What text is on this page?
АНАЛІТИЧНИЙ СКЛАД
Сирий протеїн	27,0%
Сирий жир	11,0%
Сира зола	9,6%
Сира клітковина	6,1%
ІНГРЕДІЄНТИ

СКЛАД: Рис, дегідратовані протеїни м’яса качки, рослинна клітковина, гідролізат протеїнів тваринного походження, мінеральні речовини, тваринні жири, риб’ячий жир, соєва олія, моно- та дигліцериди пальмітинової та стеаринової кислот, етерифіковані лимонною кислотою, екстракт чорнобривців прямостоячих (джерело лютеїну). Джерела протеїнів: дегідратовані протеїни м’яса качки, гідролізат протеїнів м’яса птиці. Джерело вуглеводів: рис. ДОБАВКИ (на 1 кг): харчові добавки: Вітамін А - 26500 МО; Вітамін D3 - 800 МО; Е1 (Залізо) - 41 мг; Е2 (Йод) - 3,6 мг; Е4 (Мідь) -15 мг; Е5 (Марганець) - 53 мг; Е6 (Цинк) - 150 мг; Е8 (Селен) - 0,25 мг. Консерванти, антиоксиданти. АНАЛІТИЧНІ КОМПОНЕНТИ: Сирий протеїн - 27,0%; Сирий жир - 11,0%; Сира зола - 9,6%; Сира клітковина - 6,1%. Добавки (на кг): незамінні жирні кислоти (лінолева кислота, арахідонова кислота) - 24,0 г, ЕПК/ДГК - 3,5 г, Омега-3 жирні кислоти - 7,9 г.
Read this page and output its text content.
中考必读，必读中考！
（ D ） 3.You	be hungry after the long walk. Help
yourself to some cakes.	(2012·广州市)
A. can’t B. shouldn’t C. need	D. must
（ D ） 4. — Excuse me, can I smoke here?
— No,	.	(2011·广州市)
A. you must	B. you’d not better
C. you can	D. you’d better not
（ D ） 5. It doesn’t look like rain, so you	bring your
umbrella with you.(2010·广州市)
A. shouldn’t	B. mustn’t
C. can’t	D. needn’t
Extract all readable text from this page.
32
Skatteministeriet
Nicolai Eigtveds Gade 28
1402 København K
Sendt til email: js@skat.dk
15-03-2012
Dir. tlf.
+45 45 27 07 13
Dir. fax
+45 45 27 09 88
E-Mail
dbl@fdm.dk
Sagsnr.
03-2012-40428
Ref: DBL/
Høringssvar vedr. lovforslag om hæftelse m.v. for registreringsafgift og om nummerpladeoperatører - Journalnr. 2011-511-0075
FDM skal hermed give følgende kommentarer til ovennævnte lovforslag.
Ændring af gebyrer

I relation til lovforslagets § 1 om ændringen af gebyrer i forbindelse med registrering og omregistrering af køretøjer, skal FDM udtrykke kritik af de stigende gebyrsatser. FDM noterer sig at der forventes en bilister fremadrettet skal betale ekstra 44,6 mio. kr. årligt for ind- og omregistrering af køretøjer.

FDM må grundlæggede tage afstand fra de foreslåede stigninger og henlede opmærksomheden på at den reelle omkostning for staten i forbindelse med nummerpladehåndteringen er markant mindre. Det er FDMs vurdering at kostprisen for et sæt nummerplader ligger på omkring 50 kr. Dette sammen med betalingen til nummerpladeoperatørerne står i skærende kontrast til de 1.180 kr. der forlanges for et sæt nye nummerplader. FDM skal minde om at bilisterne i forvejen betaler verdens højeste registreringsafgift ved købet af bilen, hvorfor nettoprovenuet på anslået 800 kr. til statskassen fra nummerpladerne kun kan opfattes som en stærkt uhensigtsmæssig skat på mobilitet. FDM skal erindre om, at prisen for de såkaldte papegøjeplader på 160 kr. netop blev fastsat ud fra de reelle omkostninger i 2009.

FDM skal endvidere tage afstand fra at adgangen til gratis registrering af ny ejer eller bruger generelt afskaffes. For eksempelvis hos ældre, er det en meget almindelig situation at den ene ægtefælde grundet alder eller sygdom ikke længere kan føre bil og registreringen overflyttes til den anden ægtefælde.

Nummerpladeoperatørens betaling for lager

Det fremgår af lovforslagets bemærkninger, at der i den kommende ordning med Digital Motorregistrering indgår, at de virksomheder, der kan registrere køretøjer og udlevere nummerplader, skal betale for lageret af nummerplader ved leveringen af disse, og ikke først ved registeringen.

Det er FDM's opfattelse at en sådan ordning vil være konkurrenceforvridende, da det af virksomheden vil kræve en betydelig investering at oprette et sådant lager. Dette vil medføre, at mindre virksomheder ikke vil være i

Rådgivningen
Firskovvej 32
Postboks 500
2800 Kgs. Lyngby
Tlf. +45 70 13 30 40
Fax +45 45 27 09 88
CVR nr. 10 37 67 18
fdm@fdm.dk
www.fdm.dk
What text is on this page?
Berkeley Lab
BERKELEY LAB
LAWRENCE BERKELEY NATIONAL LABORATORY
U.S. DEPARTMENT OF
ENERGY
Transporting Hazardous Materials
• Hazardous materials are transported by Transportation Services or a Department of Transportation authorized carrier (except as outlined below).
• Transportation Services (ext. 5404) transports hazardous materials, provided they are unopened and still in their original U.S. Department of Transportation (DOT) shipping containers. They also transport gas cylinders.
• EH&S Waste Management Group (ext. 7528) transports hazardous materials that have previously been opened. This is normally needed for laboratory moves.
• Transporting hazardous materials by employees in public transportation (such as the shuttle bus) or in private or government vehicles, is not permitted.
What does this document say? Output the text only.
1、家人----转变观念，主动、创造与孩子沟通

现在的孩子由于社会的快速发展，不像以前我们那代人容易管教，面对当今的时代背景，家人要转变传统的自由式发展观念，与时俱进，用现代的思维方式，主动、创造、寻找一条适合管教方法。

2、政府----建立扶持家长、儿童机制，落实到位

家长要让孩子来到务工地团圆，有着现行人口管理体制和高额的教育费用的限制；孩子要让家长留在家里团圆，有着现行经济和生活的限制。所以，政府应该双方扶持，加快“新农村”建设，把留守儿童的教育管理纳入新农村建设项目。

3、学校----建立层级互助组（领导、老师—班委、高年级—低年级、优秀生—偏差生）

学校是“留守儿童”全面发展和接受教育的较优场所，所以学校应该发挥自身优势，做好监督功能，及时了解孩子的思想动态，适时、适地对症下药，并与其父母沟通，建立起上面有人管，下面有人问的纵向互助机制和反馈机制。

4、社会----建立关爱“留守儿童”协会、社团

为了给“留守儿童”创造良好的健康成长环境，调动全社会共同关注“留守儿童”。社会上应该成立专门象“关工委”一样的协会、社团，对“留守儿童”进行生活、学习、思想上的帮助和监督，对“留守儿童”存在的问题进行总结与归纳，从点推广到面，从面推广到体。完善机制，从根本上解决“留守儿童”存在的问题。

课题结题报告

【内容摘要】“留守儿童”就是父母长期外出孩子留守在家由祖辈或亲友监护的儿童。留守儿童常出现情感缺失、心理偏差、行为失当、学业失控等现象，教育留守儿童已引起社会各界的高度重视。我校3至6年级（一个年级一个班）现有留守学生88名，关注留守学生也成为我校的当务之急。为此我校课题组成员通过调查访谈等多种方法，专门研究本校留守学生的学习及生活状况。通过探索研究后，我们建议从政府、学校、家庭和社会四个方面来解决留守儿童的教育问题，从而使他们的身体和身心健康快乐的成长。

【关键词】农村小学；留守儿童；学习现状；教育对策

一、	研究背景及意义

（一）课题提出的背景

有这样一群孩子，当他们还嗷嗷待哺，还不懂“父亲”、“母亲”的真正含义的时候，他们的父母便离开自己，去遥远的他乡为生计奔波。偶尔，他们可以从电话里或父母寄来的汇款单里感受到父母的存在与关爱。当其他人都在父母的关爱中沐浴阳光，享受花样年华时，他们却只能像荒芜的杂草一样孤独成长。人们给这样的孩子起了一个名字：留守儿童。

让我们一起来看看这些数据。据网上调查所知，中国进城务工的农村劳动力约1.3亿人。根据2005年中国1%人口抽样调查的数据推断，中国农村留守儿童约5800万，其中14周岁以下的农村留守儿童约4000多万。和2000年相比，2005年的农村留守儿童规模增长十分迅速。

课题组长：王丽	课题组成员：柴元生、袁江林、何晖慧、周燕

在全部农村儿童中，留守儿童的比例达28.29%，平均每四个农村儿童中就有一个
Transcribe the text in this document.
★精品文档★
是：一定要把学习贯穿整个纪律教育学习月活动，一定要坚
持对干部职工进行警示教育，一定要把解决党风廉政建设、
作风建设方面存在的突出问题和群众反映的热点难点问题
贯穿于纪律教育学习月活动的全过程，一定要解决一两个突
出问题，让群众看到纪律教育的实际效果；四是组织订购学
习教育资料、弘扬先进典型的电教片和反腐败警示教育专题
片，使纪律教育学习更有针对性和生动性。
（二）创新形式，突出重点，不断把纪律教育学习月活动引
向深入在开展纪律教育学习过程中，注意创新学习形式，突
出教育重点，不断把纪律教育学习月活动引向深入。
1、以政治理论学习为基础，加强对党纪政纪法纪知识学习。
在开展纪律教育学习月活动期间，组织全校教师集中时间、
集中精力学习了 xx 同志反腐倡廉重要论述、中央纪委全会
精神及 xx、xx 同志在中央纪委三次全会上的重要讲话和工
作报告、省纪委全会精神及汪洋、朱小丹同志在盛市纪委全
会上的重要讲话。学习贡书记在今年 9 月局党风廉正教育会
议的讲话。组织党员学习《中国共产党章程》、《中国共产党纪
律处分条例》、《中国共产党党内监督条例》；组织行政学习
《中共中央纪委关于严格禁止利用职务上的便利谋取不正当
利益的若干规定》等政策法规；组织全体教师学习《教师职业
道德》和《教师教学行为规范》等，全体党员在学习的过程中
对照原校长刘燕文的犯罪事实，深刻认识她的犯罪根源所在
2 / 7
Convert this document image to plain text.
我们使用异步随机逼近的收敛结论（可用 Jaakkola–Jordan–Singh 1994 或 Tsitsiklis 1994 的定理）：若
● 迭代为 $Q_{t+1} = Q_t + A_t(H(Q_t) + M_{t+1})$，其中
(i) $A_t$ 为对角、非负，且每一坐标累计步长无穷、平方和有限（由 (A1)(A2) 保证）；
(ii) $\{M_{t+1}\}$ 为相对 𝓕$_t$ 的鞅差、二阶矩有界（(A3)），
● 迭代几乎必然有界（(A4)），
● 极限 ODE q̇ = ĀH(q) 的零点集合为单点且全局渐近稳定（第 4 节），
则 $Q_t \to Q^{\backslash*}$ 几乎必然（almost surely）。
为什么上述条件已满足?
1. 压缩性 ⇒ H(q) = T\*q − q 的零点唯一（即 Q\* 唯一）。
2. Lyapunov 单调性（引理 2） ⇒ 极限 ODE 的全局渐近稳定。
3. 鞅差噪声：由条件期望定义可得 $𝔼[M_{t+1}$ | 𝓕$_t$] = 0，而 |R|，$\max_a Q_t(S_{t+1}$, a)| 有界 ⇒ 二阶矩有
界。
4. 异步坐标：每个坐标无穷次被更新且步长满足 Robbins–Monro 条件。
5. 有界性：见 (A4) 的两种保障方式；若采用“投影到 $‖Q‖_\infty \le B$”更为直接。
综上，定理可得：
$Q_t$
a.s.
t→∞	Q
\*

■ Your goal ■
Nothing but the lines from the line with "Convert this document image to plain text." to the last line of the listing above should appear; please retype them exactly, both ends included.

■ Full answer ■
Convert this document image to plain text.
我们使用异步随机逼近的收敛结论（可用 Jaakkola–Jordan–Singh 1994 或 Tsitsiklis 1994 的定理）：若
● 迭代为 $Q_{t+1} = Q_t + A_t(H(Q_t) + M_{t+1})$，其中
(i) $A_t$ 为对角、非负，且每一坐标累计步长无穷、平方和有限（由 (A1)(A2) 保证）；
(ii) $\{M_{t+1}\}$ 为相对 𝓕$_t$ 的鞅差、二阶矩有界（(A3)），
● 迭代几乎必然有界（(A4)），
● 极限 ODE q̇ = ĀH(q) 的零点集合为单点且全局渐近稳定（第 4 节），
则 $Q_t \to Q^{\backslash*}$ 几乎必然（almost surely）。
为什么上述条件已满足?
1. 压缩性 ⇒ H(q) = T\*q − q 的零点唯一（即 Q\* 唯一）。
2. Lyapunov 单调性（引理 2） ⇒ 极限 ODE 的全局渐近稳定。
3. 鞅差噪声：由条件期望定义可得 $𝔼[M_{t+1}$ | 𝓕$_t$] = 0，而 |R|，$\max_a Q_t(S_{t+1}$, a)| 有界 ⇒ 二阶矩有
界。
4. 异步坐标：每个坐标无穷次被更新且步长满足 Robbins–Monro 条件。
5. 有界性：见 (A4) 的两种保障方式；若采用“投影到 $‖Q‖_\infty \le B$”更为直接。
综上，定理可得：
$Q_t$
a.s.
t→∞	Q
\*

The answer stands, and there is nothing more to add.